(Records of document pages)
- - - - - - -

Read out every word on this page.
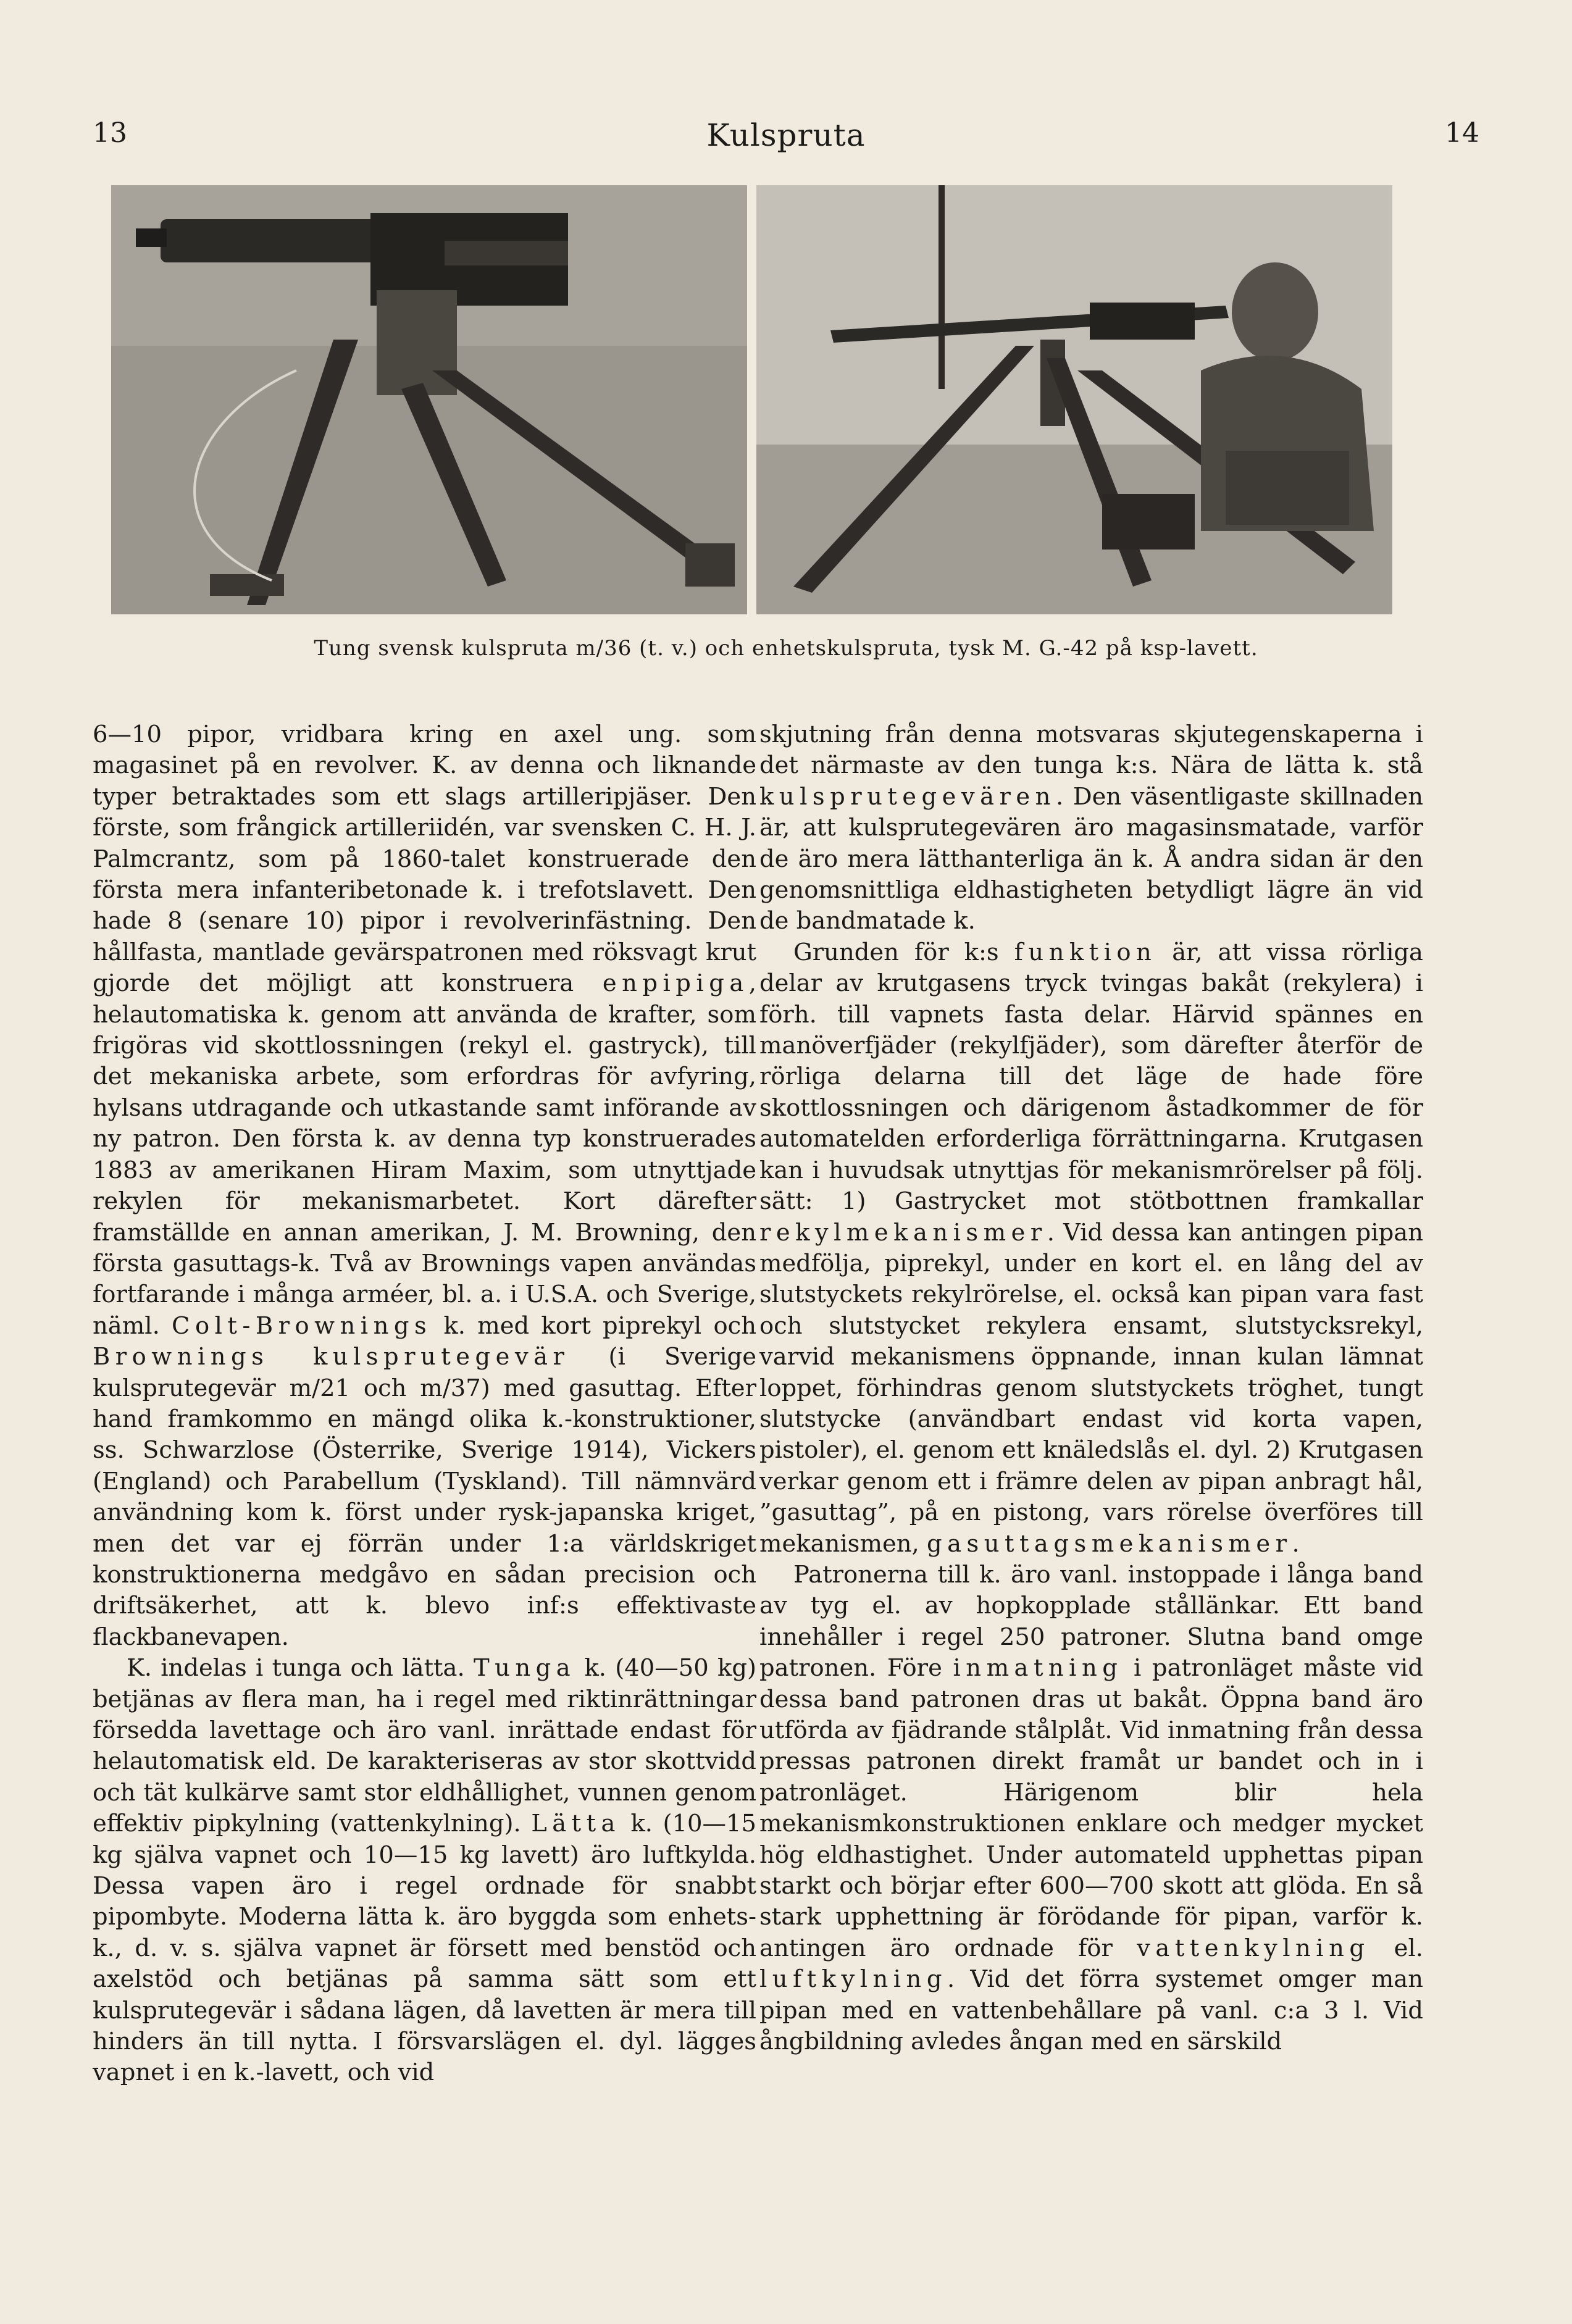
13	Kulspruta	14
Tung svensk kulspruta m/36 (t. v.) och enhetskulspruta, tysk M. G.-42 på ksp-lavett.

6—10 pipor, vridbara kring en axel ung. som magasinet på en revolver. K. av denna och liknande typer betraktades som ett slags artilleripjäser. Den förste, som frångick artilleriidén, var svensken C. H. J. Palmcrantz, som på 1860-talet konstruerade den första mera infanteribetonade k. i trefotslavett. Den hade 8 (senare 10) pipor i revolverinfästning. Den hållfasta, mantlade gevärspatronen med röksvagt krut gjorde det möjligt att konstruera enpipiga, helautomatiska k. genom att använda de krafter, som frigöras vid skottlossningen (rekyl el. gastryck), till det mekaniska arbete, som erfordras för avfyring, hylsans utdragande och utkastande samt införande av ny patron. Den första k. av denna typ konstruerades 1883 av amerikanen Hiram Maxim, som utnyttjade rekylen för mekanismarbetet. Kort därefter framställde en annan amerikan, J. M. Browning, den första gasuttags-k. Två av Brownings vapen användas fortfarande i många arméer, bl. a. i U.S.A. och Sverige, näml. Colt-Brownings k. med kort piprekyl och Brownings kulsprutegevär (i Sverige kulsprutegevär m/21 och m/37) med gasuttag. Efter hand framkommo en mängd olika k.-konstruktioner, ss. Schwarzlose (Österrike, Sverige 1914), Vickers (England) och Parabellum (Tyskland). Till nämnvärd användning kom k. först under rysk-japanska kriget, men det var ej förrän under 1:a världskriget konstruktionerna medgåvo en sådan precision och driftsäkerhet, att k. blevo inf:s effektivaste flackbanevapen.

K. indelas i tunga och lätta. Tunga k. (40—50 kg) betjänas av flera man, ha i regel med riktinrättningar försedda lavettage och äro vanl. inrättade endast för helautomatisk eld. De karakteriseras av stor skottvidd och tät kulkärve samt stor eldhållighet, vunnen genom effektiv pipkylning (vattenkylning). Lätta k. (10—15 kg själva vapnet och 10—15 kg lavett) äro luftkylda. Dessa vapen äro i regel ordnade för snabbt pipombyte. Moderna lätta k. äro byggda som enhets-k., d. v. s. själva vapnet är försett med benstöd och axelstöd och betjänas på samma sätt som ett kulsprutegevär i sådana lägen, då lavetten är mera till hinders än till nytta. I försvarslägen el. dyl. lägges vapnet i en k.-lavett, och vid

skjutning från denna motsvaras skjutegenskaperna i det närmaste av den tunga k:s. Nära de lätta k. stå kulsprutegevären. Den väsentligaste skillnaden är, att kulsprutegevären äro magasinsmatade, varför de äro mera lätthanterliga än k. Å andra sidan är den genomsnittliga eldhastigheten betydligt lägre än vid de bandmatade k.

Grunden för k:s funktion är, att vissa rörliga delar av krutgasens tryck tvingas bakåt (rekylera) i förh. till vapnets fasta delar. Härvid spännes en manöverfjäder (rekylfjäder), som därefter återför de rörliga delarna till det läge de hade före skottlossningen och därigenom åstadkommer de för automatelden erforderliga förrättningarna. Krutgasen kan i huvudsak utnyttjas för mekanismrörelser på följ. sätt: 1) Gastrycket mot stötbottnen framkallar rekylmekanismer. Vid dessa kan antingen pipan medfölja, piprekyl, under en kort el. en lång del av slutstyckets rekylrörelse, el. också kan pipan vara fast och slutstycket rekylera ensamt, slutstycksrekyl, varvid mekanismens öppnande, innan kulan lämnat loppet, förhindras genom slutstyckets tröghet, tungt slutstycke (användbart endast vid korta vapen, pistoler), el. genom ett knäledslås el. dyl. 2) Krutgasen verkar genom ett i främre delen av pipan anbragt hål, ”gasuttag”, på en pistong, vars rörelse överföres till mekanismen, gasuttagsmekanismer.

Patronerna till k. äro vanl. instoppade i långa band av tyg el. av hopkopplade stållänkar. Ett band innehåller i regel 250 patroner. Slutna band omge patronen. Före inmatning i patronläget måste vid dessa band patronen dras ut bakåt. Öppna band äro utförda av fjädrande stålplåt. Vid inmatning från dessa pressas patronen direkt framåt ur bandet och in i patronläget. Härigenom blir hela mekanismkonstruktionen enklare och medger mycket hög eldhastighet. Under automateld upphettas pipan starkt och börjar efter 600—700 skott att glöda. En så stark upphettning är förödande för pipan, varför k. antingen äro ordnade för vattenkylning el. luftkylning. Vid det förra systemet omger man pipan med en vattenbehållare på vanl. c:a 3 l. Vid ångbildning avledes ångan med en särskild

- - - - - - -

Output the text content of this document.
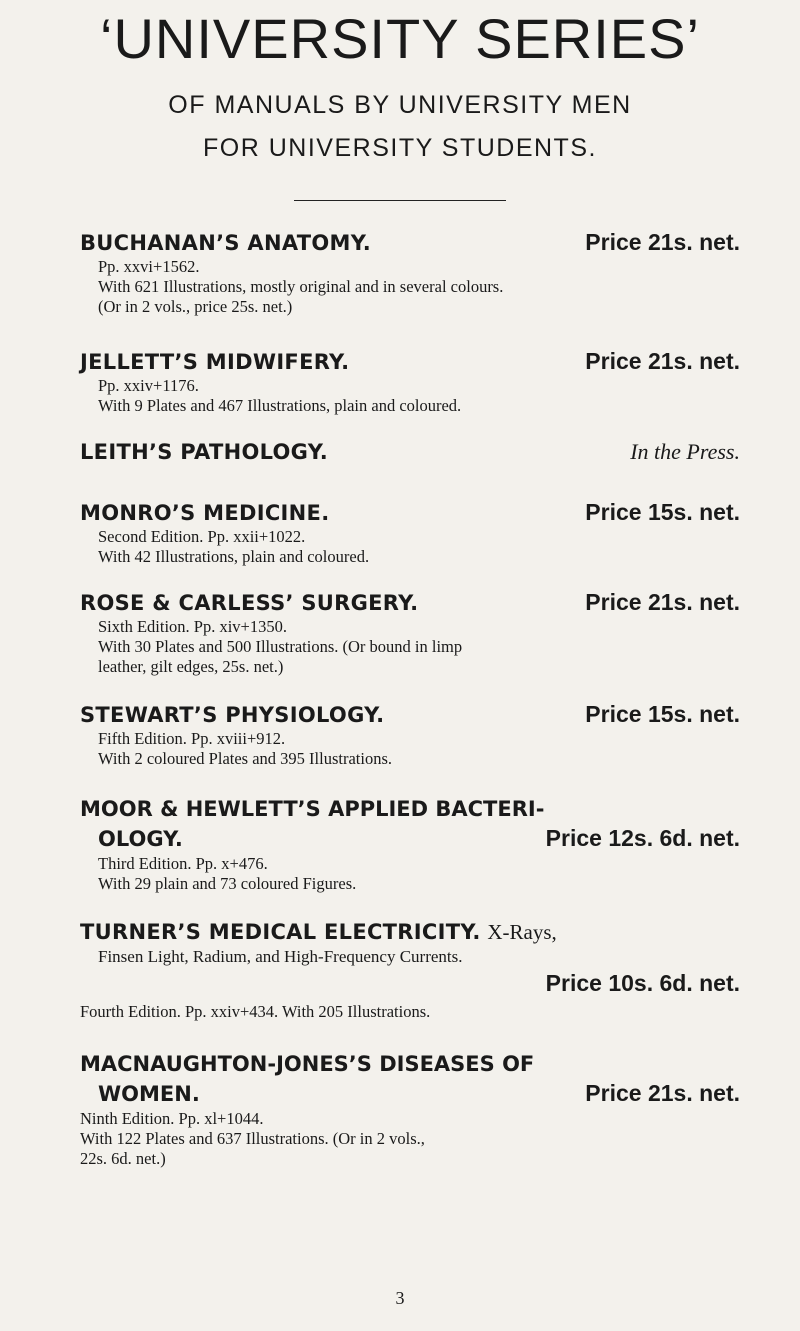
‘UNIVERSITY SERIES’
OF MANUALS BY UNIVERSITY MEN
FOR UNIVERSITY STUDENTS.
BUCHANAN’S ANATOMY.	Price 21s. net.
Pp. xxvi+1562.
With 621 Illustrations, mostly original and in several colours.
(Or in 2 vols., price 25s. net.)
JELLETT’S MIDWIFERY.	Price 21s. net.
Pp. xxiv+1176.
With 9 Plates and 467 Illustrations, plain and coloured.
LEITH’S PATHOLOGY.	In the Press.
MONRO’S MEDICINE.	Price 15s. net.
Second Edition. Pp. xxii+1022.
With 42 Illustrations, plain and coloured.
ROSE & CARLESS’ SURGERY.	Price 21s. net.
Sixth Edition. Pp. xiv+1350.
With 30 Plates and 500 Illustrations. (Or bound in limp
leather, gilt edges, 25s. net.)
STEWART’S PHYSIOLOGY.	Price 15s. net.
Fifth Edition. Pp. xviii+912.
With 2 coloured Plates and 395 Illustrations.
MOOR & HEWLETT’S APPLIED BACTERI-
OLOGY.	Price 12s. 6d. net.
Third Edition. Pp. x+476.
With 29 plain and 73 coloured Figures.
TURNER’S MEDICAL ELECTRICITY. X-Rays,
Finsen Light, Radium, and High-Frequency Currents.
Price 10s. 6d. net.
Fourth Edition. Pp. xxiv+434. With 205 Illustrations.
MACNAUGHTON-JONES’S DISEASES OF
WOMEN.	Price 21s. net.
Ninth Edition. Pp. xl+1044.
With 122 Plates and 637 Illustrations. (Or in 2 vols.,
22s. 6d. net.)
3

- - - - - - -

Exercise prompt =
Look over the records above, and wherever a line contains the string "Edition", copy that line.

Your response =
Second Edition. Pp. xxii+1022.
Sixth Edition. Pp. xiv+1350.
Fifth Edition. Pp. xviii+912.
Third Edition. Pp. x+476.
Fourth Edition. Pp. xxiv+434. With 205 Illustrations.
Ninth Edition. Pp. xl+1044.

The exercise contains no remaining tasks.